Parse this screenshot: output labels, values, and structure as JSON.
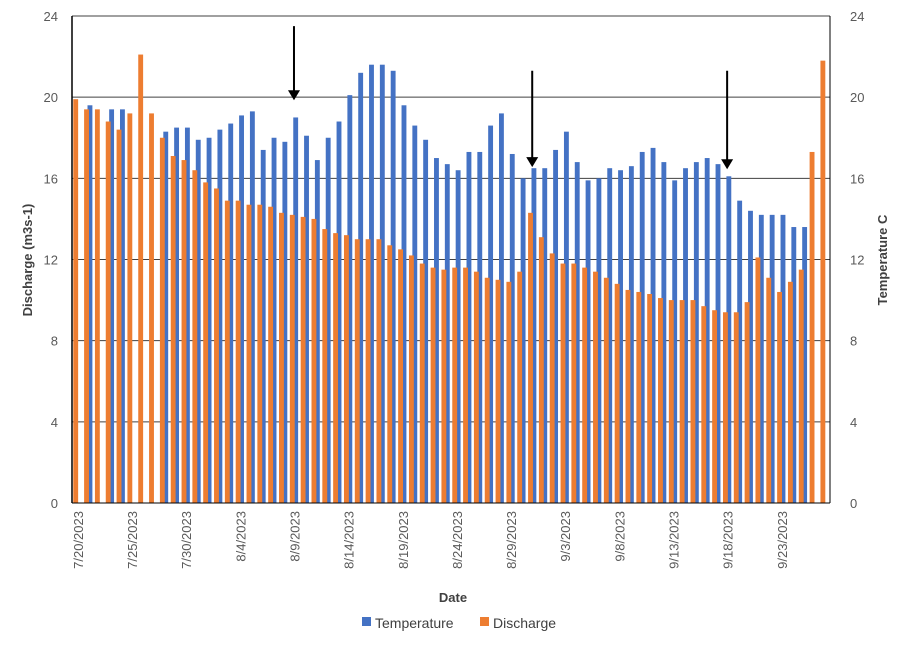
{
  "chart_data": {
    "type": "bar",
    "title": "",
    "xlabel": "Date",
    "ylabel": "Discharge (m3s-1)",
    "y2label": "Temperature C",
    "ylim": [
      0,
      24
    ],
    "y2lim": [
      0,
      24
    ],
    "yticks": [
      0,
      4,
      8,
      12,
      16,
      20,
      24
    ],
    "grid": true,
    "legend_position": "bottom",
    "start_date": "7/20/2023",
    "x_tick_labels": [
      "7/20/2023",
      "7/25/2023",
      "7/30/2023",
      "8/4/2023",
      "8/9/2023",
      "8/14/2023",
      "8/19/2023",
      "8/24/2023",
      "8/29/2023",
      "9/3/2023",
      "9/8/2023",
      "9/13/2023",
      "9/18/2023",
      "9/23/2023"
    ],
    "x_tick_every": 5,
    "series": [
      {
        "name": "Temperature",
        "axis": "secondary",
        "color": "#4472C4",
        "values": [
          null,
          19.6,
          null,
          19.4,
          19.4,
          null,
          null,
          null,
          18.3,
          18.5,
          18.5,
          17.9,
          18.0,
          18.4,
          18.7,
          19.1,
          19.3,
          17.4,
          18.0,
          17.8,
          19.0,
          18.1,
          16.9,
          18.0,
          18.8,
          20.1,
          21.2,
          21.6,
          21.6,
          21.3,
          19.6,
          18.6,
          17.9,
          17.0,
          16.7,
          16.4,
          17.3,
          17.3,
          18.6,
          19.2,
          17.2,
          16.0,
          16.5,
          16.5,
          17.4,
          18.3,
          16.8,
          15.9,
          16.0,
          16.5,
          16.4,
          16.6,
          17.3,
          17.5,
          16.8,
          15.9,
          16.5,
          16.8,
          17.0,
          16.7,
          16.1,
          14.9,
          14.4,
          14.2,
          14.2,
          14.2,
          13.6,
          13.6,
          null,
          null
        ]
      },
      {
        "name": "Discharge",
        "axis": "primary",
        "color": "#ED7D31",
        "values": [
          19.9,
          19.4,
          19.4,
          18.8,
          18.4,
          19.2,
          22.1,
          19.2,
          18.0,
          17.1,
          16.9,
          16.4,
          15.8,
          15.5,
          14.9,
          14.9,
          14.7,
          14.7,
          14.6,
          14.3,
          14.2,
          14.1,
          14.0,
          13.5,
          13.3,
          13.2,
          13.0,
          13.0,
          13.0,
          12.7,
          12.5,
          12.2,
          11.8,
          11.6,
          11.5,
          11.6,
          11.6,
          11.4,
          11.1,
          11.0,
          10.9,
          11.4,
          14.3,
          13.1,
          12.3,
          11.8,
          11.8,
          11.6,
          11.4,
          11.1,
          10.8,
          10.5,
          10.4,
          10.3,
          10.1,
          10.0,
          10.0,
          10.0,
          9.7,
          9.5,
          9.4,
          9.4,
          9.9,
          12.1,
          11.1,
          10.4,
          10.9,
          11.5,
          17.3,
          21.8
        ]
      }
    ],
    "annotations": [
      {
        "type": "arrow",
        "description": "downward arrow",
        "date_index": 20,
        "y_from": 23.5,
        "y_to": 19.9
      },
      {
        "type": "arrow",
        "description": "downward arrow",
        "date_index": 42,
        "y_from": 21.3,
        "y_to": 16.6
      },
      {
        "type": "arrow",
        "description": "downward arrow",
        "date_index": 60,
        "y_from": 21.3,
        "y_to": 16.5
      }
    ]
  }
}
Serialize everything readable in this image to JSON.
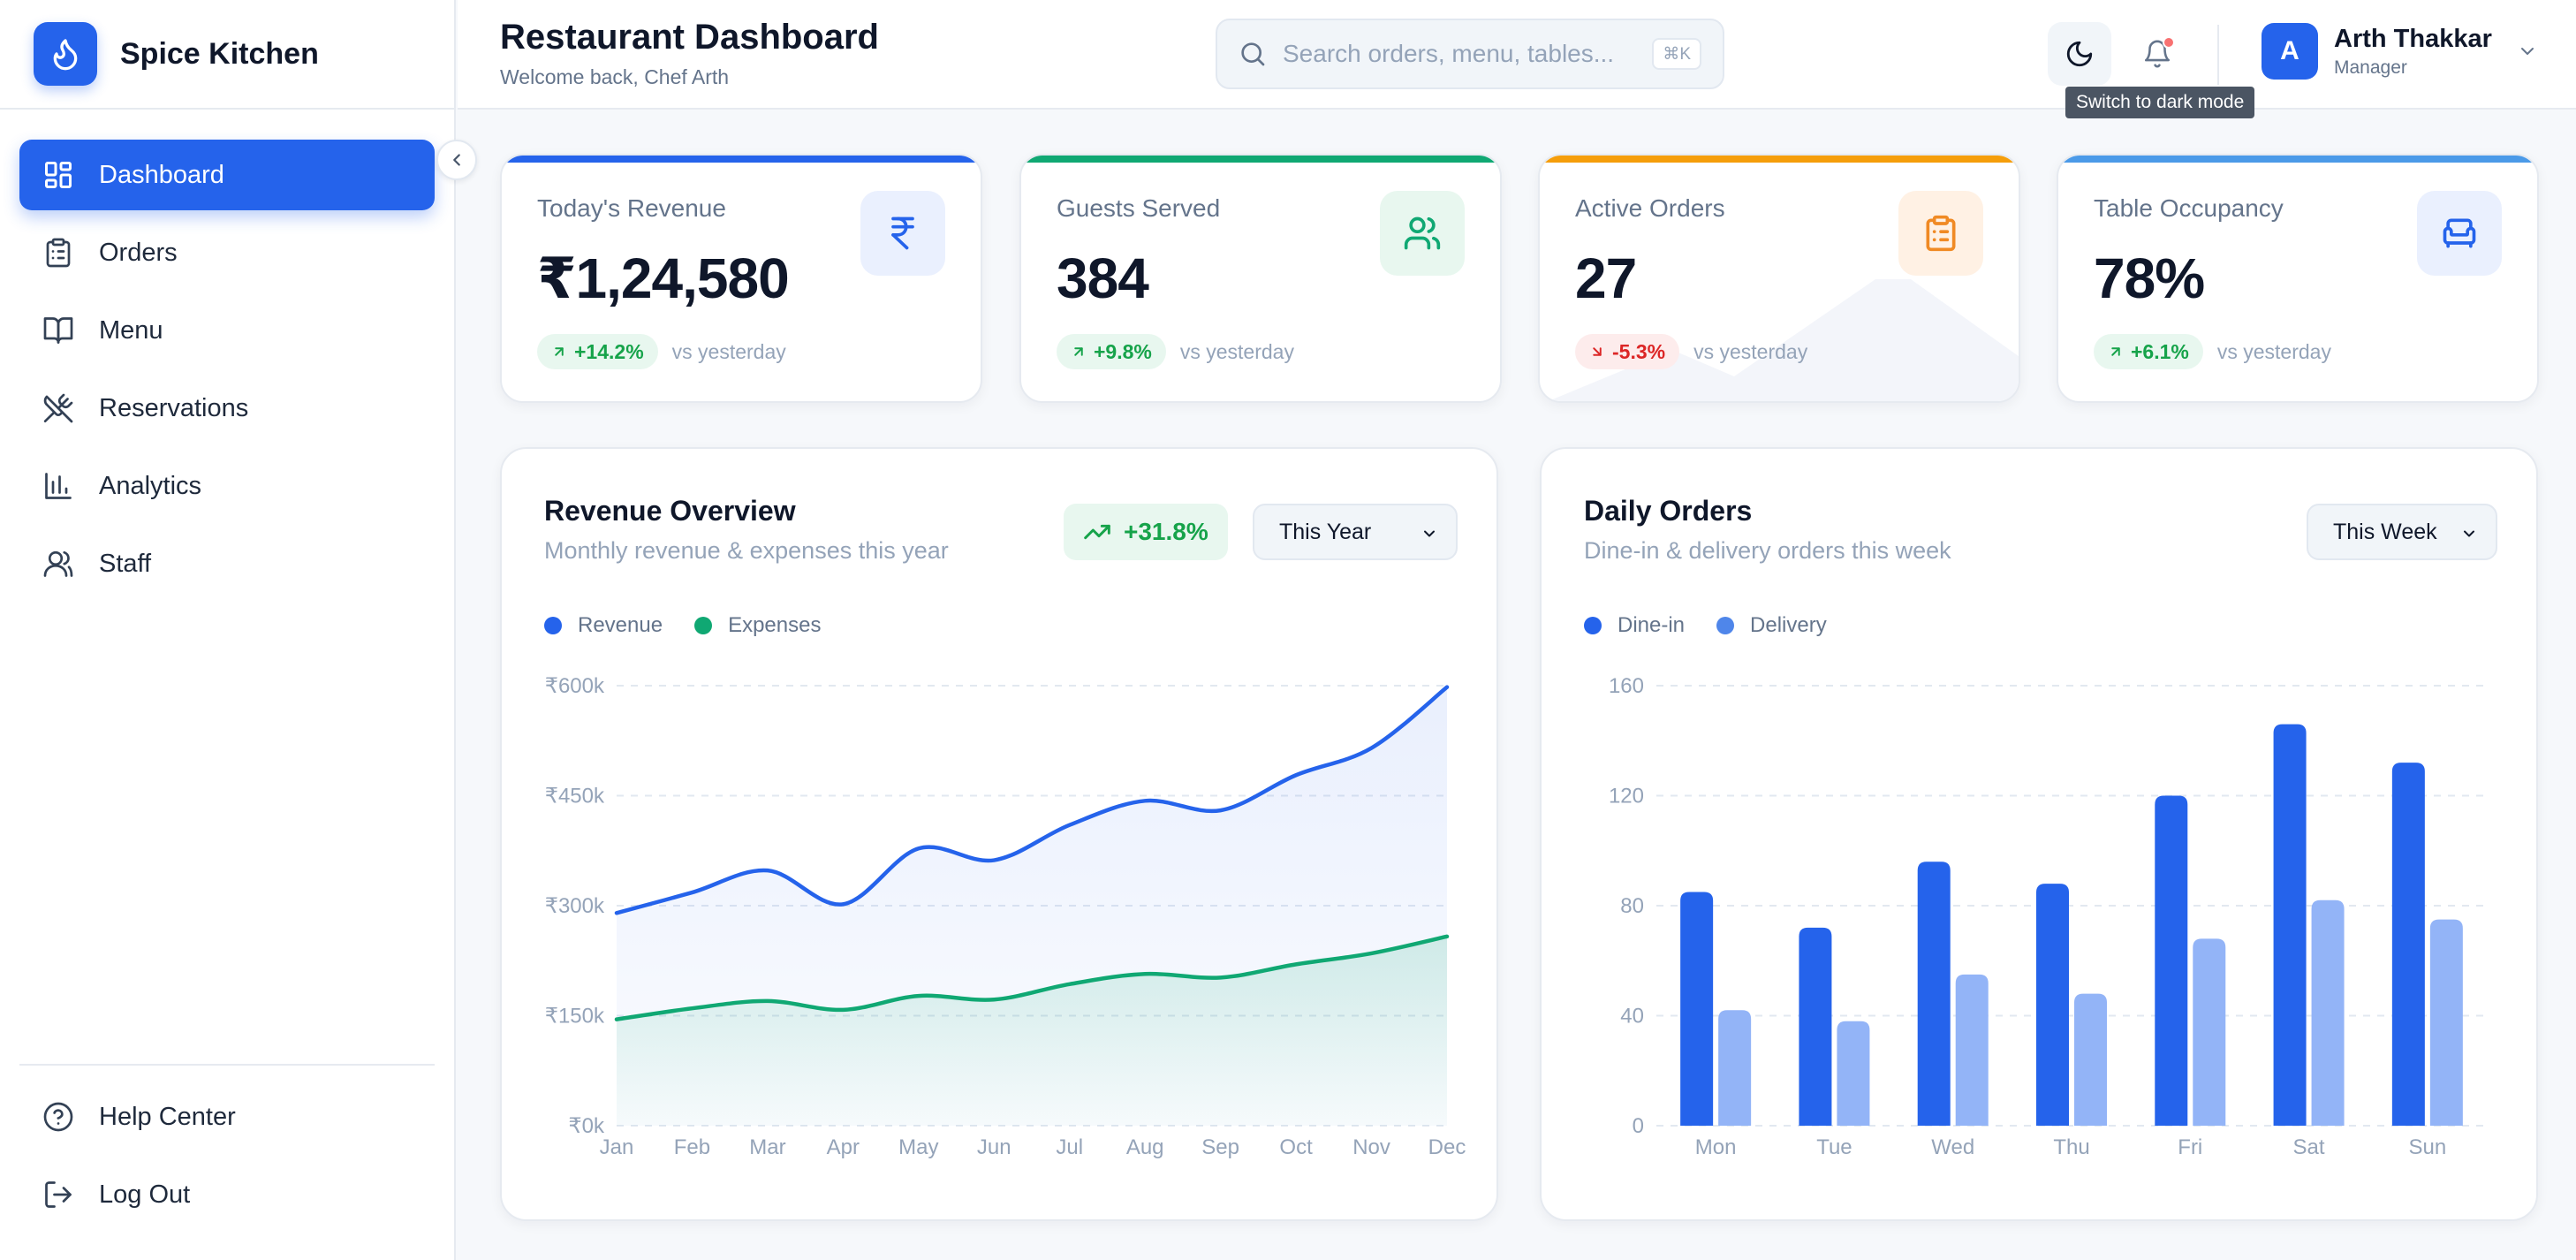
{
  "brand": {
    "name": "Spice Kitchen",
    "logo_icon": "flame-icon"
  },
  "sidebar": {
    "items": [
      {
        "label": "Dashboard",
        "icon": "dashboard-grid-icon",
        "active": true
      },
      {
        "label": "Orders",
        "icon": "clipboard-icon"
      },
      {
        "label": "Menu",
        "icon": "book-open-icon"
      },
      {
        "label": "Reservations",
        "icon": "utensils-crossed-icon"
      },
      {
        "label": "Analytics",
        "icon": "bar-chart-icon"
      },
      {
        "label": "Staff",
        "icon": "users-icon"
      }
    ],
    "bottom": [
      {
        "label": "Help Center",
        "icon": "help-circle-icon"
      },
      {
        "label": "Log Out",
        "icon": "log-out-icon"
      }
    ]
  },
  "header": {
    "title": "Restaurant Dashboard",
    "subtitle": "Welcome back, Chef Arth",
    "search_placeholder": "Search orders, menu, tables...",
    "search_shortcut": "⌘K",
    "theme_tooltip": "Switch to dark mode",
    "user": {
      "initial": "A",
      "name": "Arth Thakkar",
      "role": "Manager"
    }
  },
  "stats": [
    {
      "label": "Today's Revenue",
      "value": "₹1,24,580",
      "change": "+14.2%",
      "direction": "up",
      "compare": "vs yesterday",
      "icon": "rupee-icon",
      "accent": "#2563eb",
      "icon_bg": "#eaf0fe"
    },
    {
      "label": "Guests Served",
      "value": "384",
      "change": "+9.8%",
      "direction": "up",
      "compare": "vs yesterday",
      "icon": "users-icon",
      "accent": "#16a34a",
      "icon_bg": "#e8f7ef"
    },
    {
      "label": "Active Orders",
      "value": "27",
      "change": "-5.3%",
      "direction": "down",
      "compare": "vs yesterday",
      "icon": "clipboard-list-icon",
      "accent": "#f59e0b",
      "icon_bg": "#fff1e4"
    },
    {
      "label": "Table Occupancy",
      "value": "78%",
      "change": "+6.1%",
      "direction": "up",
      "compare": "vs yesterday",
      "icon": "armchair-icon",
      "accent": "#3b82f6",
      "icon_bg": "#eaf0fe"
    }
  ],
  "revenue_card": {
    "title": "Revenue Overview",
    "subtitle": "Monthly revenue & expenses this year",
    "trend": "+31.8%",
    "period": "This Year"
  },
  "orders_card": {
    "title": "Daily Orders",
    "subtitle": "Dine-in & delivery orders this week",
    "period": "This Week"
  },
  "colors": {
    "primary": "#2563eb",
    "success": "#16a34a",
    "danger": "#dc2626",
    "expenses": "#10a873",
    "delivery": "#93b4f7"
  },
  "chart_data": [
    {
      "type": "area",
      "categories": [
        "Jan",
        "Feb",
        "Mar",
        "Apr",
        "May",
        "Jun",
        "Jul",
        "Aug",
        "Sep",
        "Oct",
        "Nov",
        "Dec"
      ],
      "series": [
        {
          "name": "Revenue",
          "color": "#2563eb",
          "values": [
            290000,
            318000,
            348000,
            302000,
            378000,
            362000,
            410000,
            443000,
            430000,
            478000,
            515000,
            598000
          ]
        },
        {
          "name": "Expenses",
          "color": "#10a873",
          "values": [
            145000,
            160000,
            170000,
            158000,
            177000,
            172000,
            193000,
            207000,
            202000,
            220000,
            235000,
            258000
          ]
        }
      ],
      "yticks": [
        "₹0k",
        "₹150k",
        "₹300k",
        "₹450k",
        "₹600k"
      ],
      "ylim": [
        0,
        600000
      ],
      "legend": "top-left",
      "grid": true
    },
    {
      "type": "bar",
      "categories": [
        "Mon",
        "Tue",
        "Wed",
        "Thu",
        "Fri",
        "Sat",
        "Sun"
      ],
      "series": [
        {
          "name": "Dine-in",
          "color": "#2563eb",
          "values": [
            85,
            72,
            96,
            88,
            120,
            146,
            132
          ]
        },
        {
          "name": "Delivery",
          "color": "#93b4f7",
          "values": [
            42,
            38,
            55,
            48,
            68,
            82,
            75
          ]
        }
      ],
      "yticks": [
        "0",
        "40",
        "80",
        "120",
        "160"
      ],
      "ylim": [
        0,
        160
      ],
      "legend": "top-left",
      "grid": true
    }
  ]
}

*EXERCISE:*
Copy out all the entries exactly. Images stay out of the copy.

*REPLY TO THE EXERCISE:*
Parse this screenshot: output labels, values, and structure as JSON.
{
  "chart_data": {
    "type": "bar",
    "title": "",
    "xlabel": "Date",
    "ylabel": "Discharge (m3s-1)",
    "y2label": "Temperature C",
    "ylim": [
      0,
      24
    ],
    "y2lim": [
      0,
      24
    ],
    "yticks": [
      0,
      4,
      8,
      12,
      16,
      20,
      24
    ],
    "grid": true,
    "legend_position": "bottom",
    "start_date": "7/20/2023",
    "x_tick_labels": [
      "7/20/2023",
      "7/25/2023",
      "7/30/2023",
      "8/4/2023",
      "8/9/2023",
      "8/14/2023",
      "8/19/2023",
      "8/24/2023",
      "8/29/2023",
      "9/3/2023",
      "9/8/2023",
      "9/13/2023",
      "9/18/2023",
      "9/23/2023"
    ],
    "x_tick_every": 5,
    "series": [
      {
        "name": "Temperature",
        "axis": "secondary",
        "color": "#4472C4",
        "values": [
          null,
          19.6,
          null,
          19.4,
          19.4,
          null,
          null,
          null,
          18.3,
          18.5,
          18.5,
          17.9,
          18.0,
          18.4,
          18.7,
          19.1,
          19.3,
          17.4,
          18.0,
          17.8,
          19.0,
          18.1,
          16.9,
          18.0,
          18.8,
          20.1,
          21.2,
          21.6,
          21.6,
          21.3,
          19.6,
          18.6,
          17.9,
          17.0,
          16.7,
          16.4,
          17.3,
          17.3,
          18.6,
          19.2,
          17.2,
          16.0,
          16.5,
          16.5,
          17.4,
          18.3,
          16.8,
          15.9,
          16.0,
          16.5,
          16.4,
          16.6,
          17.3,
          17.5,
          16.8,
          15.9,
          16.5,
          16.8,
          17.0,
          16.7,
          16.1,
          14.9,
          14.4,
          14.2,
          14.2,
          14.2,
          13.6,
          13.6,
          null,
          null
        ]
      },
      {
        "name": "Discharge",
        "axis": "primary",
        "color": "#ED7D31",
        "values": [
          19.9,
          19.4,
          19.4,
          18.8,
          18.4,
          19.2,
          22.1,
          19.2,
          18.0,
          17.1,
          16.9,
          16.4,
          15.8,
          15.5,
          14.9,
          14.9,
          14.7,
          14.7,
          14.6,
          14.3,
          14.2,
          14.1,
          14.0,
          13.5,
          13.3,
          13.2,
          13.0,
          13.0,
          13.0,
          12.7,
          12.5,
          12.2,
          11.8,
          11.6,
          11.5,
          11.6,
          11.6,
          11.4,
          11.1,
          11.0,
          10.9,
          11.4,
          14.3,
          13.1,
          12.3,
          11.8,
          11.8,
          11.6,
          11.4,
          11.1,
          10.8,
          10.5,
          10.4,
          10.3,
          10.1,
          10.0,
          10.0,
          10.0,
          9.7,
          9.5,
          9.4,
          9.4,
          9.9,
          12.1,
          11.1,
          10.4,
          10.9,
          11.5,
          17.3,
          21.8
        ]
      }
    ],
    "annotations": [
      {
        "type": "arrow",
        "description": "downward arrow",
        "date_index": 20,
        "y_from": 23.5,
        "y_to": 19.9
      },
      {
        "type": "arrow",
        "description": "downward arrow",
        "date_index": 42,
        "y_from": 21.3,
        "y_to": 16.6
      },
      {
        "type": "arrow",
        "description": "downward arrow",
        "date_index": 60,
        "y_from": 21.3,
        "y_to": 16.5
      }
    ]
  }
}
Serialize everything readable in this image to JSON.
{
  "brand": {
    "name": "Spice Kitchen",
    "logo_icon": "flame-icon"
  },
  "sidebar": {
    "items": [
      {
        "label": "Dashboard",
        "icon": "dashboard-grid-icon",
        "active": true
      },
      {
        "label": "Orders",
        "icon": "clipboard-icon"
      },
      {
        "label": "Menu",
        "icon": "book-open-icon"
      },
      {
        "label": "Reservations",
        "icon": "utensils-crossed-icon"
      },
      {
        "label": "Analytics",
        "icon": "bar-chart-icon"
      },
      {
        "label": "Staff",
        "icon": "users-icon"
      }
    ],
    "bottom": [
      {
        "label": "Help Center",
        "icon": "help-circle-icon"
      },
      {
        "label": "Log Out",
        "icon": "log-out-icon"
      }
    ]
  },
  "header": {
    "title": "Restaurant Dashboard",
    "subtitle": "Welcome back, Chef Arth",
    "search_placeholder": "Search orders, menu, tables...",
    "search_shortcut": "⌘K",
    "theme_tooltip": "Switch to dark mode",
    "user": {
      "initial": "A",
      "name": "Arth Thakkar",
      "role": "Manager"
    }
  },
  "stats": [
    {
      "label": "Today's Revenue",
      "value": "₹1,24,580",
      "change": "+14.2%",
      "direction": "up",
      "compare": "vs yesterday",
      "icon": "rupee-icon",
      "accent": "#2563eb",
      "icon_bg": "#eaf0fe"
    },
    {
      "label": "Guests Served",
      "value": "384",
      "change": "+9.8%",
      "direction": "up",
      "compare": "vs yesterday",
      "icon": "users-icon",
      "accent": "#16a34a",
      "icon_bg": "#e8f7ef"
    },
    {
      "label": "Active Orders",
      "value": "27",
      "change": "-5.3%",
      "direction": "down",
      "compare": "vs yesterday",
      "icon": "clipboard-list-icon",
      "accent": "#f59e0b",
      "icon_bg": "#fff1e4"
    },
    {
      "label": "Table Occupancy",
      "value": "78%",
      "change": "+6.1%",
      "direction": "up",
      "compare": "vs yesterday",
      "icon": "armchair-icon",
      "accent": "#3b82f6",
      "icon_bg": "#eaf0fe"
    }
  ],
  "revenue_card": {
    "title": "Revenue Overview",
    "subtitle": "Monthly revenue & expenses this year",
    "trend": "+31.8%",
    "period": "This Year"
  },
  "orders_card": {
    "title": "Daily Orders",
    "subtitle": "Dine-in & delivery orders this week",
    "period": "This Week"
  },
  "colors": {
    "primary": "#2563eb",
    "success": "#16a34a",
    "danger": "#dc2626",
    "expenses": "#10a873",
    "delivery": "#93b4f7"
  },
  "chart_data": [
    {
      "type": "area",
      "categories": [
        "Jan",
        "Feb",
        "Mar",
        "Apr",
        "May",
        "Jun",
        "Jul",
        "Aug",
        "Sep",
        "Oct",
        "Nov",
        "Dec"
      ],
      "series": [
        {
          "name": "Revenue",
          "color": "#2563eb",
          "values": [
            290000,
            318000,
            348000,
            302000,
            378000,
            362000,
            410000,
            443000,
            430000,
            478000,
            515000,
            598000
          ]
        },
        {
          "name": "Expenses",
          "color": "#10a873",
          "values": [
            145000,
            160000,
            170000,
            158000,
            177000,
            172000,
            193000,
            207000,
            202000,
            220000,
            235000,
            258000
          ]
        }
      ],
      "yticks": [
        "₹0k",
        "₹150k",
        "₹300k",
        "₹450k",
        "₹600k"
      ],
      "ylim": [
        0,
        600000
      ],
      "legend": "top-left",
      "grid": true
    },
    {
      "type": "bar",
      "categories": [
        "Mon",
        "Tue",
        "Wed",
        "Thu",
        "Fri",
        "Sat",
        "Sun"
      ],
      "series": [
        {
          "name": "Dine-in",
          "color": "#2563eb",
          "values": [
            85,
            72,
            96,
            88,
            120,
            146,
            132
          ]
        },
        {
          "name": "Delivery",
          "color": "#93b4f7",
          "values": [
            42,
            38,
            55,
            48,
            68,
            82,
            75
          ]
        }
      ],
      "yticks": [
        "0",
        "40",
        "80",
        "120",
        "160"
      ],
      "ylim": [
        0,
        160
      ],
      "legend": "top-left",
      "grid": true
    }
  ]
}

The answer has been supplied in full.